BEGIN Record list

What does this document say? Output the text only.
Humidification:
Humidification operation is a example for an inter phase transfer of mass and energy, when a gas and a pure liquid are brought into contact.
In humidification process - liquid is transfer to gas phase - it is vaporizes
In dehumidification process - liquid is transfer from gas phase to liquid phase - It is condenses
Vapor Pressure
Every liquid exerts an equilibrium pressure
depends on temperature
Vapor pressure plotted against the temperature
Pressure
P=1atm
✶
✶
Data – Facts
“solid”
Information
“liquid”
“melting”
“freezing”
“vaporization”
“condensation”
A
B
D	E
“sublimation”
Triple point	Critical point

END Record list

▸ **Exercise details**:
Word for word, write out the data.

▸ **Response**:
What does this document say? Output the text only.
Humidification:
Humidification operation is a example for an inter phase transfer of mass and energy, when a gas and a pure liquid are brought into contact.
In humidification process - liquid is transfer to gas phase - it is vaporizes
In dehumidification process - liquid is transfer from gas phase to liquid phase - It is condenses
Vapor Pressure
Every liquid exerts an equilibrium pressure
depends on temperature
Vapor pressure plotted against the temperature
Pressure
P=1atm
✶
✶
Data – Facts
“solid”
Information
“liquid”
“melting”
“freezing”
“vaporization”
“condensation”
A
B
D	E
“sublimation”
Triple point	Critical point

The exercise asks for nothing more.